**Task statement:** Return every line below in which "Artois" appears.

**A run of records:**

★ ★ ★ ★ ★

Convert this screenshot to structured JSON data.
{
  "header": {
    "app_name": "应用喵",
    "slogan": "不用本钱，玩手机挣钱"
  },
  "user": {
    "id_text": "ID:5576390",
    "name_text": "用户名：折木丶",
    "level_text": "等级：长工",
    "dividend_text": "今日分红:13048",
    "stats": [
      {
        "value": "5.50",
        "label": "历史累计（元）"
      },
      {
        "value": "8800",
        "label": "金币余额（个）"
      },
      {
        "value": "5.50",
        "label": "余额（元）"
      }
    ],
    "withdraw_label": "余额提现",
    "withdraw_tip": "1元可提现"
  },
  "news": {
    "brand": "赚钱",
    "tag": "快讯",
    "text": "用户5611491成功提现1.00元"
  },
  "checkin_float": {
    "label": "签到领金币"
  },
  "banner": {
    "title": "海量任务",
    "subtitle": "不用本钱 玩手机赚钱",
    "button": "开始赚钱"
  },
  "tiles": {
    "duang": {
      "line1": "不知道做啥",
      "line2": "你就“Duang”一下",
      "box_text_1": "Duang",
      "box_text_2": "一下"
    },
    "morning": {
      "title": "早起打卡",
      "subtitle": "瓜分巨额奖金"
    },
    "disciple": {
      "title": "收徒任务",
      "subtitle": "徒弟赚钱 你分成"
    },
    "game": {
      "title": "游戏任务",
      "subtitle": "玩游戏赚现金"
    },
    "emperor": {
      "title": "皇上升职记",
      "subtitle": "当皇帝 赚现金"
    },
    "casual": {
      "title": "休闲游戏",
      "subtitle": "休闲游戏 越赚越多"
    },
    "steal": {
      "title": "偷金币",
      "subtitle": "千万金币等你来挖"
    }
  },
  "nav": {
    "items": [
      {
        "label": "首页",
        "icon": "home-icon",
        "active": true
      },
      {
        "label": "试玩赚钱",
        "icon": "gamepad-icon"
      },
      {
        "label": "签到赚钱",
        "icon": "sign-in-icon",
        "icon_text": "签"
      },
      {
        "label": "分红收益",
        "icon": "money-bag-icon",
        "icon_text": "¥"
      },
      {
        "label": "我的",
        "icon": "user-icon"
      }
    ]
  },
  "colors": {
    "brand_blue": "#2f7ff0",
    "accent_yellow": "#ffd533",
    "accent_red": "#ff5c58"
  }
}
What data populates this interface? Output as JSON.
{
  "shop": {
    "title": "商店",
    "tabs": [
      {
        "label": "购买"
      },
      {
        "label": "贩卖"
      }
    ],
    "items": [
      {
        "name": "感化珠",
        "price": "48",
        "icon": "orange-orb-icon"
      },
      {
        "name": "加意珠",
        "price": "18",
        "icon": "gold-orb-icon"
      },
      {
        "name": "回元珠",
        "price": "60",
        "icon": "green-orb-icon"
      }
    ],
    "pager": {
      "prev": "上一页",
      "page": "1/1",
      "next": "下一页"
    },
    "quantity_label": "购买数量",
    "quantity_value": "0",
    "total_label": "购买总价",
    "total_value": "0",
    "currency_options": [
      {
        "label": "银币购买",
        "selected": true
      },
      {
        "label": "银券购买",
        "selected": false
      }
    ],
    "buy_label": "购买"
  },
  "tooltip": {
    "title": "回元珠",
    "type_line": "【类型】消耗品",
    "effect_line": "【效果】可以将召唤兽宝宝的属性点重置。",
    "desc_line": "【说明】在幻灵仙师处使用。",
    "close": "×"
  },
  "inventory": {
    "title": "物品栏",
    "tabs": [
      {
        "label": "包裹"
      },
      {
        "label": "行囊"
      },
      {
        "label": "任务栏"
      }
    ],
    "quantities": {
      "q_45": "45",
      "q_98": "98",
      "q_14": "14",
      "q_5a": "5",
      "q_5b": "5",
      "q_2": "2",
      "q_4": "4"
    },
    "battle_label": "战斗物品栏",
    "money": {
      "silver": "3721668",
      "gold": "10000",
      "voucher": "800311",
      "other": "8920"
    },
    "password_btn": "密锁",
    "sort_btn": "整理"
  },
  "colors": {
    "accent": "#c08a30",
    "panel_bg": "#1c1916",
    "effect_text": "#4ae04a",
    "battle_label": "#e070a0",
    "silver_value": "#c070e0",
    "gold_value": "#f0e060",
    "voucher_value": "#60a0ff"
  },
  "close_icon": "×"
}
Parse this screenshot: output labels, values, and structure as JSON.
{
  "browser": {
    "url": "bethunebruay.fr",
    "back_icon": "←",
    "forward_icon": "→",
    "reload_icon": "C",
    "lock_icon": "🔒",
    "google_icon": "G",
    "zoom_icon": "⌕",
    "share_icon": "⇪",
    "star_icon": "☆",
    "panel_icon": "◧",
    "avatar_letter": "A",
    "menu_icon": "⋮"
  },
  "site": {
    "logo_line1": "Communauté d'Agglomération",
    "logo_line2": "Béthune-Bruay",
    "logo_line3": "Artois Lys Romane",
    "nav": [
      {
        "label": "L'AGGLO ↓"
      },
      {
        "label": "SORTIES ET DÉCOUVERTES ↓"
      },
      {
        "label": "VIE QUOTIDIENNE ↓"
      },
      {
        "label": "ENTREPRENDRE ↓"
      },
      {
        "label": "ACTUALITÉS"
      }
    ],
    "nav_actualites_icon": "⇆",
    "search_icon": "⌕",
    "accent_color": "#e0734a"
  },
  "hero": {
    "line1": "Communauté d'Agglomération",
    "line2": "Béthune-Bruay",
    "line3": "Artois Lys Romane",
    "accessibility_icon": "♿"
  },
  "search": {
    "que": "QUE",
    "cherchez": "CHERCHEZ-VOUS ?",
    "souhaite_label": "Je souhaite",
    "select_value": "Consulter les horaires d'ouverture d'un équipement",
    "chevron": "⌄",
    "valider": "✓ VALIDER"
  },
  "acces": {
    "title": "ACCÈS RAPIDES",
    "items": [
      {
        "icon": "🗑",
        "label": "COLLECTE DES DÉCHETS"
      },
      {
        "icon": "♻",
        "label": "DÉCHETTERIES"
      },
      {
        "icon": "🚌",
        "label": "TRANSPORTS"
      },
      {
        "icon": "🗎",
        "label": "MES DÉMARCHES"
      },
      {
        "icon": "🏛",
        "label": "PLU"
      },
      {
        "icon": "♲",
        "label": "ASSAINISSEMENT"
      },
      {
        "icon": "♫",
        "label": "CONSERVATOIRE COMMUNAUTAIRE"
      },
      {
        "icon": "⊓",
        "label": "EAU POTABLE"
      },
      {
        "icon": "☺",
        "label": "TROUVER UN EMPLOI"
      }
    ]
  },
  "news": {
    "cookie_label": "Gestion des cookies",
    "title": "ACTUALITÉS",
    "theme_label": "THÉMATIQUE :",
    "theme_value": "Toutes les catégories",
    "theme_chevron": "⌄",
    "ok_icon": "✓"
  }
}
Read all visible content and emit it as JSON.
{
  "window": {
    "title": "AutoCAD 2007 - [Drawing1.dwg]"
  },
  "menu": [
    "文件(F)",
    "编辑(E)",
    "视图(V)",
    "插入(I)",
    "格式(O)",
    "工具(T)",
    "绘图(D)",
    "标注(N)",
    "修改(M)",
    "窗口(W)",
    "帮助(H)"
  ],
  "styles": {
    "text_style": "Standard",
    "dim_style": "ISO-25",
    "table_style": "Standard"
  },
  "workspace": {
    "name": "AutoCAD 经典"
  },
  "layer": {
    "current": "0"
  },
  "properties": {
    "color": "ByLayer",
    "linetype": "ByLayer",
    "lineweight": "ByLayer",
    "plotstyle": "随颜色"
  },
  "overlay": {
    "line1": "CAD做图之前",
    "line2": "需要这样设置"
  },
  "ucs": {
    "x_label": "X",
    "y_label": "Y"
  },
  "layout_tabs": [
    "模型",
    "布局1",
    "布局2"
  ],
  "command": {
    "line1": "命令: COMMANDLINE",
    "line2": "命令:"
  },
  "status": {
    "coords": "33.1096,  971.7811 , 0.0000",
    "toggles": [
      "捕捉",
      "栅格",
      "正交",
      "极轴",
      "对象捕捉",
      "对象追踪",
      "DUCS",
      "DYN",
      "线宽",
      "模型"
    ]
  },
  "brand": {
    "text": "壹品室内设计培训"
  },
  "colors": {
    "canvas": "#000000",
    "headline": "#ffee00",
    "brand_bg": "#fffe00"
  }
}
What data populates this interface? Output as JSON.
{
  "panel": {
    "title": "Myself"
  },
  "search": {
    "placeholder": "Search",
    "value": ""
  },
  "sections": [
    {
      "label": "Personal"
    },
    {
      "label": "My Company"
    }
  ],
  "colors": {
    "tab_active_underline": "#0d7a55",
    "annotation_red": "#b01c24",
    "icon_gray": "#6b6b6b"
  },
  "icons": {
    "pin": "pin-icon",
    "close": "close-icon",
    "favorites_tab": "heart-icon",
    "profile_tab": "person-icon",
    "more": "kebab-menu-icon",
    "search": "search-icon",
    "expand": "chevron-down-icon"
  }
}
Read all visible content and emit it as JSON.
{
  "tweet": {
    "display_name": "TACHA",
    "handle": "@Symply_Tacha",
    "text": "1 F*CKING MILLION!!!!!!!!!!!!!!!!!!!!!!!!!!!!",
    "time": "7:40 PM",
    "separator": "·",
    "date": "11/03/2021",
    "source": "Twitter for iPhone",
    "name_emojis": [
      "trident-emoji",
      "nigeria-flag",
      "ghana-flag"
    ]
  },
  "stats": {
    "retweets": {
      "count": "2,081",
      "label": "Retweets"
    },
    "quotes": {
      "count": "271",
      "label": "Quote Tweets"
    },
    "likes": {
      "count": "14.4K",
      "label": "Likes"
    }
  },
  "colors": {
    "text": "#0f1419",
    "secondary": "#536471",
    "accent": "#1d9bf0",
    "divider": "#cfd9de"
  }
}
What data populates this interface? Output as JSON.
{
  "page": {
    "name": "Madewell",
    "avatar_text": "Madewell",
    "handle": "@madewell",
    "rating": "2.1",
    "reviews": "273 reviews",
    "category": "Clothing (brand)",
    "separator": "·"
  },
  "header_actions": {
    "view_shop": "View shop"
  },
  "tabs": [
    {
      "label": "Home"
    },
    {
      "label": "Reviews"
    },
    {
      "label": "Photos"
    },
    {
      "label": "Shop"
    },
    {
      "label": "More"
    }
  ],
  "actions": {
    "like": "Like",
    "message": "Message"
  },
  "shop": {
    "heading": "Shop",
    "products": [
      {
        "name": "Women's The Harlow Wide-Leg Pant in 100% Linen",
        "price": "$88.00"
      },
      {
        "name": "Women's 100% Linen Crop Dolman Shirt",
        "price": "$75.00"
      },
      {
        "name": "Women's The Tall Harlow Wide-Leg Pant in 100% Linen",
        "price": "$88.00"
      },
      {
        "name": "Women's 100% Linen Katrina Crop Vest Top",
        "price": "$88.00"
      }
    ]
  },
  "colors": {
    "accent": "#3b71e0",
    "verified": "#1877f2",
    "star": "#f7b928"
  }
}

★ ★ ★ ★ ★

**Completed task:**
    "logo_line3": "Artois Lys Romane",
    "line3": "Artois Lys Romane",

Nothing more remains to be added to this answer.